## Exercise brief
Return each line containing the string "frontières".

## Extracted records
----

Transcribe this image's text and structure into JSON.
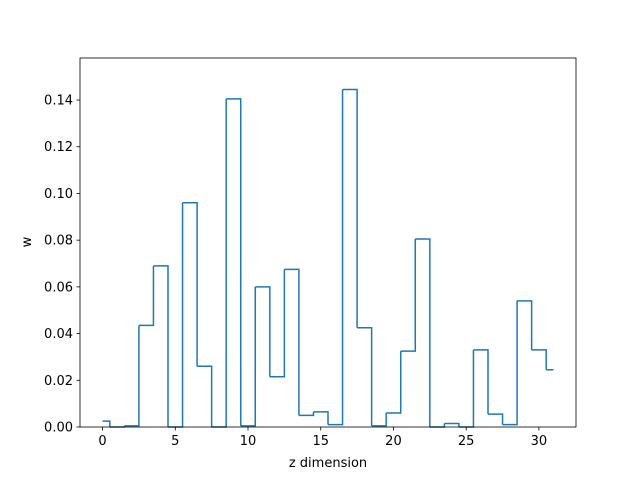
{
  "chart_data": {
    "type": "line",
    "drawstyle": "steps-mid",
    "title": "",
    "xlabel": "z dimension",
    "ylabel": "w",
    "xlim": [
      -1.55,
      32.55
    ],
    "ylim": [
      0,
      0.158
    ],
    "x_ticks": [
      0,
      5,
      10,
      15,
      20,
      25,
      30
    ],
    "x_tick_labels": [
      "0",
      "5",
      "10",
      "15",
      "20",
      "25",
      "30"
    ],
    "y_ticks": [
      0,
      0.02,
      0.04,
      0.06,
      0.08,
      0.1,
      0.12,
      0.14
    ],
    "y_tick_labels": [
      "0.00",
      "0.02",
      "0.04",
      "0.06",
      "0.08",
      "0.10",
      "0.12",
      "0.14"
    ],
    "grid": false,
    "line_color": "#1f77b4",
    "x": [
      0,
      1,
      2,
      3,
      4,
      5,
      6,
      7,
      8,
      9,
      10,
      11,
      12,
      13,
      14,
      15,
      16,
      17,
      18,
      19,
      20,
      21,
      22,
      23,
      24,
      25,
      26,
      27,
      28,
      29,
      30,
      31
    ],
    "values": [
      0.0025,
      0.0,
      0.0005,
      0.0435,
      0.069,
      0.0,
      0.096,
      0.026,
      0.0,
      0.1405,
      0.0005,
      0.06,
      0.0215,
      0.0675,
      0.005,
      0.0065,
      0.001,
      0.1445,
      0.0425,
      0.0005,
      0.006,
      0.0325,
      0.0805,
      0.0,
      0.0015,
      0.0,
      0.033,
      0.0055,
      0.001,
      0.054,
      0.033,
      0.0245
    ]
  }
}
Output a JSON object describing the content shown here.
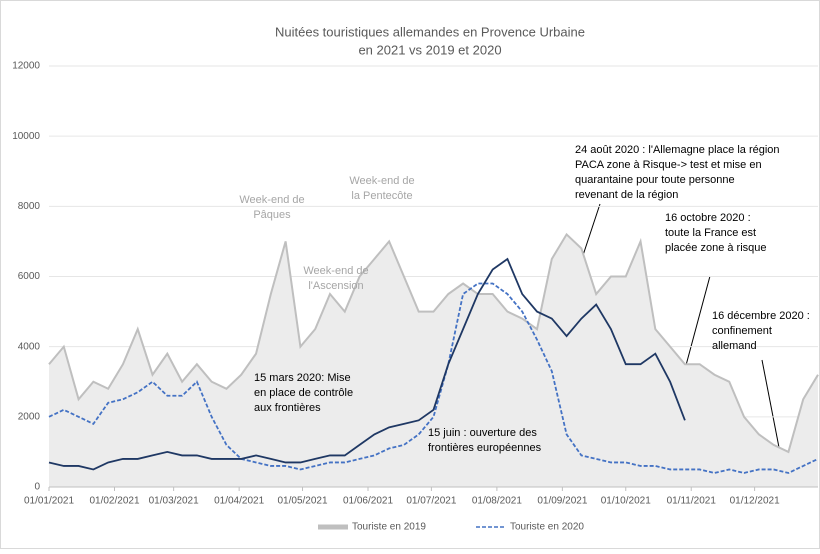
{
  "chart_data": {
    "type": "line",
    "title": [
      "Nuitées touristiques allemandes en Provence Urbaine",
      "en 2021 vs 2019 et 2020"
    ],
    "x": [
      "01/01/2021",
      "08/01/2021",
      "15/01/2021",
      "22/01/2021",
      "29/01/2021",
      "05/02/2021",
      "12/02/2021",
      "19/02/2021",
      "26/02/2021",
      "05/03/2021",
      "12/03/2021",
      "19/03/2021",
      "26/03/2021",
      "02/04/2021",
      "09/04/2021",
      "16/04/2021",
      "23/04/2021",
      "30/04/2021",
      "07/05/2021",
      "14/05/2021",
      "21/05/2021",
      "28/05/2021",
      "04/06/2021",
      "11/06/2021",
      "18/06/2021",
      "25/06/2021",
      "02/07/2021",
      "09/07/2021",
      "16/07/2021",
      "23/07/2021",
      "30/07/2021",
      "06/08/2021",
      "13/08/2021",
      "20/08/2021",
      "27/08/2021",
      "03/09/2021",
      "10/09/2021",
      "17/09/2021",
      "24/09/2021",
      "01/10/2021",
      "08/10/2021",
      "15/10/2021",
      "22/10/2021",
      "29/10/2021",
      "05/11/2021",
      "12/11/2021",
      "19/11/2021",
      "26/11/2021",
      "03/12/2021",
      "10/12/2021",
      "17/12/2021",
      "24/12/2021",
      "31/12/2021"
    ],
    "xlim": [
      "01/01/2021",
      "31/12/2021"
    ],
    "xticks": [
      "01/01/2021",
      "01/02/2021",
      "01/03/2021",
      "01/04/2021",
      "01/05/2021",
      "01/06/2021",
      "01/07/2021",
      "01/08/2021",
      "01/09/2021",
      "01/10/2021",
      "01/11/2021",
      "01/12/2021"
    ],
    "ylim": [
      0,
      12000
    ],
    "yticks": [
      0,
      2000,
      4000,
      6000,
      8000,
      10000,
      12000
    ],
    "series": [
      {
        "name": "Touriste en 2019",
        "color": "#bfbfbf",
        "area": "#ececec",
        "dash": false,
        "values": [
          3500,
          4000,
          2500,
          3000,
          2800,
          3500,
          4500,
          3200,
          3800,
          3000,
          3500,
          3000,
          2800,
          3200,
          3800,
          5500,
          7000,
          4000,
          4500,
          5500,
          5000,
          6000,
          6500,
          7000,
          6000,
          5000,
          5000,
          5500,
          5800,
          5500,
          5500,
          5000,
          4800,
          4500,
          6500,
          7200,
          6800,
          5500,
          6000,
          6000,
          7000,
          4500,
          4000,
          3500,
          3500,
          3200,
          3000,
          2000,
          1500,
          1200,
          1000,
          2500,
          3200
        ]
      },
      {
        "name": "Touriste en 2020",
        "color": "#4472c4",
        "dash": true,
        "values": [
          2000,
          2200,
          2000,
          1800,
          2400,
          2500,
          2700,
          3000,
          2600,
          2600,
          3000,
          2000,
          1200,
          800,
          700,
          600,
          600,
          500,
          600,
          700,
          700,
          800,
          900,
          1100,
          1200,
          1500,
          2000,
          3500,
          5500,
          5800,
          5800,
          5500,
          5000,
          4200,
          3300,
          1500,
          900,
          800,
          700,
          700,
          600,
          600,
          500,
          500,
          500,
          400,
          500,
          400,
          500,
          500,
          400,
          600,
          800
        ]
      },
      {
        "color": "#1f3864",
        "dash": false,
        "values": [
          700,
          600,
          600,
          500,
          700,
          800,
          800,
          900,
          1000,
          900,
          900,
          800,
          800,
          800,
          900,
          800,
          700,
          700,
          800,
          900,
          900,
          1200,
          1500,
          1700,
          1800,
          1900,
          2200,
          3500,
          4500,
          5500,
          6200,
          6500,
          5500,
          5000,
          4800,
          4300,
          4800,
          5200,
          4500,
          3500,
          3500,
          3800,
          3000,
          1900,
          null,
          null,
          null,
          null,
          null,
          null,
          null,
          null,
          null
        ]
      }
    ],
    "annotations": [
      {
        "lines": [
          "Week-end de",
          "Pâques"
        ]
      },
      {
        "lines": [
          "Week-end de",
          "la Pentecôte"
        ]
      },
      {
        "lines": [
          "Week-end de",
          "l'Ascension"
        ]
      },
      {
        "lines": [
          "24 août 2020 : l'Allemagne place la région",
          "PACA zone à Risque-> test et  mise en",
          "quarantaine pour toute personne",
          "revenant de la région"
        ]
      },
      {
        "lines": [
          "16 octobre 2020 :",
          "toute la France est",
          "placée zone à risque"
        ]
      },
      {
        "lines": [
          "16 décembre 2020 :",
          "confinement",
          "allemand"
        ]
      },
      {
        "lines": [
          "15 mars 2020: Mise",
          "en place de contrôle",
          "aux frontières"
        ]
      },
      {
        "lines": [
          "15 juin : ouverture des",
          "frontières européennes"
        ]
      }
    ]
  }
}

----

## Completed exercise
          "aux frontières"
          "frontières européennes"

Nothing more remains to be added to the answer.